- **Extracted material**:
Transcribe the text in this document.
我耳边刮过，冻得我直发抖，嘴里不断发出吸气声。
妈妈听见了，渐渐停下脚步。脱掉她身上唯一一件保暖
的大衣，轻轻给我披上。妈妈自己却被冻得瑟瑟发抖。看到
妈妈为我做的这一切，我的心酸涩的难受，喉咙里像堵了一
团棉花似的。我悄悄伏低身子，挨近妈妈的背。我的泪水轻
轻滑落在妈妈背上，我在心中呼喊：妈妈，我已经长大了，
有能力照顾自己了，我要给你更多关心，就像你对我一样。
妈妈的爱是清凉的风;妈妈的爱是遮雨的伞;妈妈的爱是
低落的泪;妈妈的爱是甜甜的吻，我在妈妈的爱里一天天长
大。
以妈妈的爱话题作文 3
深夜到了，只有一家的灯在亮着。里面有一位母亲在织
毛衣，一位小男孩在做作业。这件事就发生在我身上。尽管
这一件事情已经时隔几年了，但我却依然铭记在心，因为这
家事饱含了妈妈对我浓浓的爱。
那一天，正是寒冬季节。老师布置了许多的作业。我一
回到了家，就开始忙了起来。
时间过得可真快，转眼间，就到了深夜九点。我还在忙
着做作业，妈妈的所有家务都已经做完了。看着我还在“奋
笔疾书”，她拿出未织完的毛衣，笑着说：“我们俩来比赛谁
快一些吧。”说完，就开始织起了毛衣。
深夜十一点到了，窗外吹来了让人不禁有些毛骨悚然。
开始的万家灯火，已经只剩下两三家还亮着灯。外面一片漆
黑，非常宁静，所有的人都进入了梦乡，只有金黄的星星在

- **What this task involves**: Produce an exact copy of all the records.

- **Result of this task**:
Transcribe the text in this document.
我耳边刮过，冻得我直发抖，嘴里不断发出吸气声。
妈妈听见了，渐渐停下脚步。脱掉她身上唯一一件保暖
的大衣，轻轻给我披上。妈妈自己却被冻得瑟瑟发抖。看到
妈妈为我做的这一切，我的心酸涩的难受，喉咙里像堵了一
团棉花似的。我悄悄伏低身子，挨近妈妈的背。我的泪水轻
轻滑落在妈妈背上，我在心中呼喊：妈妈，我已经长大了，
有能力照顾自己了，我要给你更多关心，就像你对我一样。
妈妈的爱是清凉的风;妈妈的爱是遮雨的伞;妈妈的爱是
低落的泪;妈妈的爱是甜甜的吻，我在妈妈的爱里一天天长
大。
以妈妈的爱话题作文 3
深夜到了，只有一家的灯在亮着。里面有一位母亲在织
毛衣，一位小男孩在做作业。这件事就发生在我身上。尽管
这一件事情已经时隔几年了，但我却依然铭记在心，因为这
家事饱含了妈妈对我浓浓的爱。
那一天，正是寒冬季节。老师布置了许多的作业。我一
回到了家，就开始忙了起来。
时间过得可真快，转眼间，就到了深夜九点。我还在忙
着做作业，妈妈的所有家务都已经做完了。看着我还在“奋
笔疾书”，她拿出未织完的毛衣，笑着说：“我们俩来比赛谁
快一些吧。”说完，就开始织起了毛衣。
深夜十一点到了，窗外吹来了让人不禁有些毛骨悚然。
开始的万家灯火，已经只剩下两三家还亮着灯。外面一片漆
黑，非常宁静，所有的人都进入了梦乡，只有金黄的星星在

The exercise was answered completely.